(Data listing)
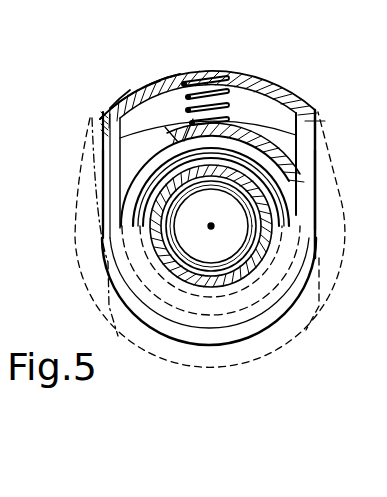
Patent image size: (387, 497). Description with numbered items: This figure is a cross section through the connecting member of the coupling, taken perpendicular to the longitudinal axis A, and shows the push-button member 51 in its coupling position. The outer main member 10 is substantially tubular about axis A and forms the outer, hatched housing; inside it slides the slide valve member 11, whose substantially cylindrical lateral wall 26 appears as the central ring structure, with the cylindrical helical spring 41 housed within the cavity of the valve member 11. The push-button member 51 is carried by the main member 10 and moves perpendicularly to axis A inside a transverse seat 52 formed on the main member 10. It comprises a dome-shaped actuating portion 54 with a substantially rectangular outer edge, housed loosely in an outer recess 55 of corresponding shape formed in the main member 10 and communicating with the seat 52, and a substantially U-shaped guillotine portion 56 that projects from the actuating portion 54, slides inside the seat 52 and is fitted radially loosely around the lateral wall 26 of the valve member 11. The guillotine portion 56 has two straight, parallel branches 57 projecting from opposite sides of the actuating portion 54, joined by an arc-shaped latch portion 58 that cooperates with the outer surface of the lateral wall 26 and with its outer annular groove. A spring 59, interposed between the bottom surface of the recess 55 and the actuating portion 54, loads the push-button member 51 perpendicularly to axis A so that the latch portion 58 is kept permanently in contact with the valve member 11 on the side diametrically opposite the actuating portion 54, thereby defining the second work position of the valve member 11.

The outer main member 10 is at (88, 163).
The slide valve member 11 is at (267, 167).
The lateral wall 26 is at (237, 177).
The cylindrical helical spring 41 is at (167, 231).
The push-button member 51 is at (145, 72).
The transverse seat 52 is at (118, 338).
The dome-shaped actuating portion 54 is at (163, 80).
The outer recess 55 is at (120, 83).
The guillotine portion 56 is at (267, 307).
The branches 57 is at (112, 188).
The arc-shaped latch portion 58 is at (178, 327).
The spring 59 is at (205, 78).
The longitudinal axis A is at (211, 232).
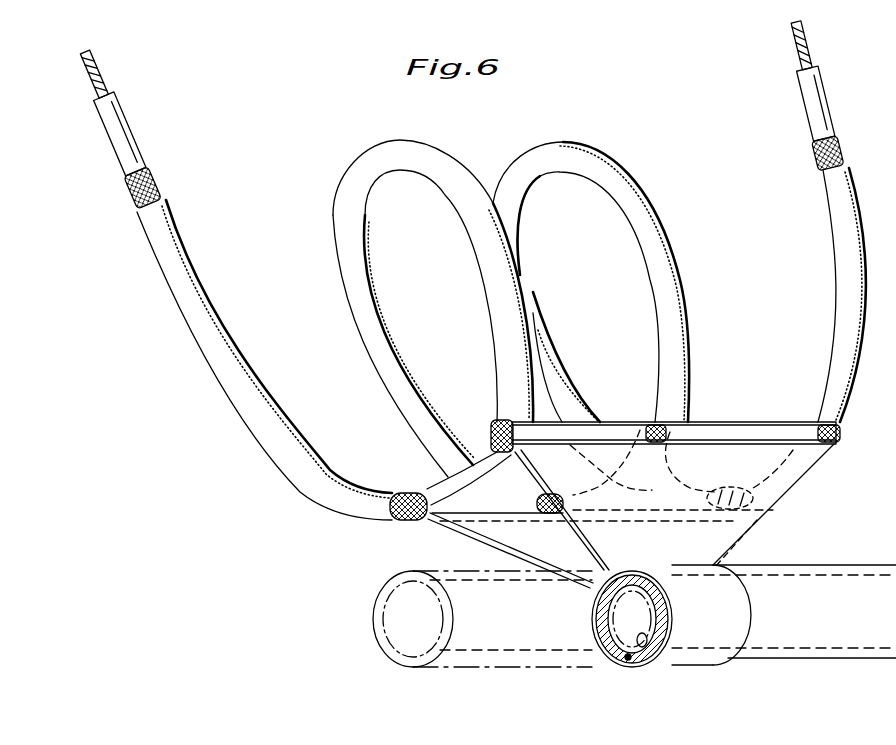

# Problem to work on
Reproduce the rows above from the start of the data listing through the line with "The transverse seat 52 is at (118, 338).", including both ends. Leave the pictures out of your answer.

# Exercise output
Patent image size: (387, 497). Description with numbered items: This figure is a cross section through the connecting member of the coupling, taken perpendicular to the longitudinal axis A, and shows the push-button member 51 in its coupling position. The outer main member 10 is substantially tubular about axis A and forms the outer, hatched housing; inside it slides the slide valve member 11, whose substantially cylindrical lateral wall 26 appears as the central ring structure, with the cylindrical helical spring 41 housed within the cavity of the valve member 11. The push-button member 51 is carried by the main member 10 and moves perpendicularly to axis A inside a transverse seat 52 formed on the main member 10. It comprises a dome-shaped actuating portion 54 with a substantially rectangular outer edge, housed loosely in an outer recess 55 of corresponding shape formed in the main member 10 and communicating with the seat 52, and a substantially U-shaped guillotine portion 56 that projects from the actuating portion 54, slides inside the seat 52 and is fitted radially loosely around the lateral wall 26 of the valve member 11. The guillotine portion 56 has two straight, parallel branches 57 projecting from opposite sides of the actuating portion 54, joined by an arc-shaped latch portion 58 that cooperates with the outer surface of the lateral wall 26 and with its outer annular groove. A spring 59, interposed between the bottom surface of the recess 55 and the actuating portion 54, loads the push-button member 51 perpendicularly to axis A so that the latch portion 58 is kept permanently in contact with the valve member 11 on the side diametrically opposite the actuating portion 54, thereby defining the second work position of the valve member 11.

The outer main member 10 is at (88, 163).
The slide valve member 11 is at (267, 167).
The lateral wall 26 is at (237, 177).
The cylindrical helical spring 41 is at (167, 231).
The push-button member 51 is at (145, 72).
The transverse seat 52 is at (118, 338).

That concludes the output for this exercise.